- _Supplied records_:
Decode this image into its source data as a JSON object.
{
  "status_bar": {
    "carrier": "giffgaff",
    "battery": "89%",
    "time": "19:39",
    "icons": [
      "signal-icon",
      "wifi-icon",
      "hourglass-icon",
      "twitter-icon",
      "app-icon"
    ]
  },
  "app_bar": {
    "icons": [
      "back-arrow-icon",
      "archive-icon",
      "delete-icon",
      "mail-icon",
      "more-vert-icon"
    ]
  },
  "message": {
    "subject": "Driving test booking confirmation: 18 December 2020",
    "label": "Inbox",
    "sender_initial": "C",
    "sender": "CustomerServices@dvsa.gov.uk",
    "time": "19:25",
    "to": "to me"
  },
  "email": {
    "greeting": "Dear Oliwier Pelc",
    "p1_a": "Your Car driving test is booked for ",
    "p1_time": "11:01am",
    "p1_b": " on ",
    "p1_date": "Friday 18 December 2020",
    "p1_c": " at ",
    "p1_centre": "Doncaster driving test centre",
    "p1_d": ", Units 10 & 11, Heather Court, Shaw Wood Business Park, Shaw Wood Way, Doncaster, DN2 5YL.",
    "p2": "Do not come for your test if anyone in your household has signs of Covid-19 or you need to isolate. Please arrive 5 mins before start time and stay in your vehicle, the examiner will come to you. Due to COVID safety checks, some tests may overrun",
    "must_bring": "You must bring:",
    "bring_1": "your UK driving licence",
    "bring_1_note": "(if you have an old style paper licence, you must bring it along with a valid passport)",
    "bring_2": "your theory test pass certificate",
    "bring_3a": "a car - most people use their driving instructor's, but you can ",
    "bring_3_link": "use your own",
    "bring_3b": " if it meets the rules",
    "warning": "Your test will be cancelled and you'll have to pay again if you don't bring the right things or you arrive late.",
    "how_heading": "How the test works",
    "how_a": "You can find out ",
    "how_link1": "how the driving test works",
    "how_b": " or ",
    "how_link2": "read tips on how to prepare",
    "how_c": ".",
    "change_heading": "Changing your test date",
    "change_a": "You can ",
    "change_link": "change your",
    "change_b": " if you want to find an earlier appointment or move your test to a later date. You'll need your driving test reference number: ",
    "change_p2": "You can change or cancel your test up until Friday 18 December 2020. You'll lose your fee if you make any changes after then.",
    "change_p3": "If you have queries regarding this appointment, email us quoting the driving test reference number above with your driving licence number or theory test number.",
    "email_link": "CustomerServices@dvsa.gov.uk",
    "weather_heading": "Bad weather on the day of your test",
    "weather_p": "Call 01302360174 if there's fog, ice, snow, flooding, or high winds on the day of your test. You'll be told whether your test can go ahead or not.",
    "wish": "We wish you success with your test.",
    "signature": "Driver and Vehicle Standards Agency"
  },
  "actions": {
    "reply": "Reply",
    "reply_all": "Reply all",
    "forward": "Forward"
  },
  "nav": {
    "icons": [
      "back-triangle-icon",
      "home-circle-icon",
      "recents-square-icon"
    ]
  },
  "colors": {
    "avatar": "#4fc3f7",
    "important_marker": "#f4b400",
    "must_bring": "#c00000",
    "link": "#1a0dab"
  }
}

- _Task brief_:
Reproduce each line verbatim.

- _Correct response_:
Decode this image into its source data as a JSON object.
{
  "status_bar": {
    "carrier": "giffgaff",
    "battery": "89%",
    "time": "19:39",
    "icons": [
      "signal-icon",
      "wifi-icon",
      "hourglass-icon",
      "twitter-icon",
      "app-icon"
    ]
  },
  "app_bar": {
    "icons": [
      "back-arrow-icon",
      "archive-icon",
      "delete-icon",
      "mail-icon",
      "more-vert-icon"
    ]
  },
  "message": {
    "subject": "Driving test booking confirmation: 18 December 2020",
    "label": "Inbox",
    "sender_initial": "C",
    "sender": "CustomerServices@dvsa.gov.uk",
    "time": "19:25",
    "to": "to me"
  },
  "email": {
    "greeting": "Dear Oliwier Pelc",
    "p1_a": "Your Car driving test is booked for ",
    "p1_time": "11:01am",
    "p1_b": " on ",
    "p1_date": "Friday 18 December 2020",
    "p1_c": " at ",
    "p1_centre": "Doncaster driving test centre",
    "p1_d": ", Units 10 & 11, Heather Court, Shaw Wood Business Park, Shaw Wood Way, Doncaster, DN2 5YL.",
    "p2": "Do not come for your test if anyone in your household has signs of Covid-19 or you need to isolate. Please arrive 5 mins before start time and stay in your vehicle, the examiner will come to you. Due to COVID safety checks, some tests may overrun",
    "must_bring": "You must bring:",
    "bring_1": "your UK driving licence",
    "bring_1_note": "(if you have an old style paper licence, you must bring it along with a valid passport)",
    "bring_2": "your theory test pass certificate",
    "bring_3a": "a car - most people use their driving instructor's, but you can ",
    "bring_3_link": "use your own",
    "bring_3b": " if it meets the rules",
    "warning": "Your test will be cancelled and you'll have to pay again if you don't bring the right things or you arrive late.",
    "how_heading": "How the test works",
    "how_a": "You can find out ",
    "how_link1": "how the driving test works",
    "how_b": " or ",
    "how_link2": "read tips on how to prepare",
    "how_c": ".",
    "change_heading": "Changing your test date",
    "change_a": "You can ",
    "change_link": "change your",
    "change_b": " if you want to find an earlier appointment or move your test to a later date. You'll need your driving test reference number: ",
    "change_p2": "You can change or cancel your test up until Friday 18 December 2020. You'll lose your fee if you make any changes after then.",
    "change_p3": "If you have queries regarding this appointment, email us quoting the driving test reference number above with your driving licence number or theory test number.",
    "email_link": "CustomerServices@dvsa.gov.uk",
    "weather_heading": "Bad weather on the day of your test",
    "weather_p": "Call 01302360174 if there's fog, ice, snow, flooding, or high winds on the day of your test. You'll be told whether your test can go ahead or not.",
    "wish": "We wish you success with your test.",
    "signature": "Driver and Vehicle Standards Agency"
  },
  "actions": {
    "reply": "Reply",
    "reply_all": "Reply all",
    "forward": "Forward"
  },
  "nav": {
    "icons": [
      "back-triangle-icon",
      "home-circle-icon",
      "recents-square-icon"
    ]
  },
  "colors": {
    "avatar": "#4fc3f7",
    "important_marker": "#f4b400",
    "must_bring": "#c00000",
    "link": "#1a0dab"
  }
}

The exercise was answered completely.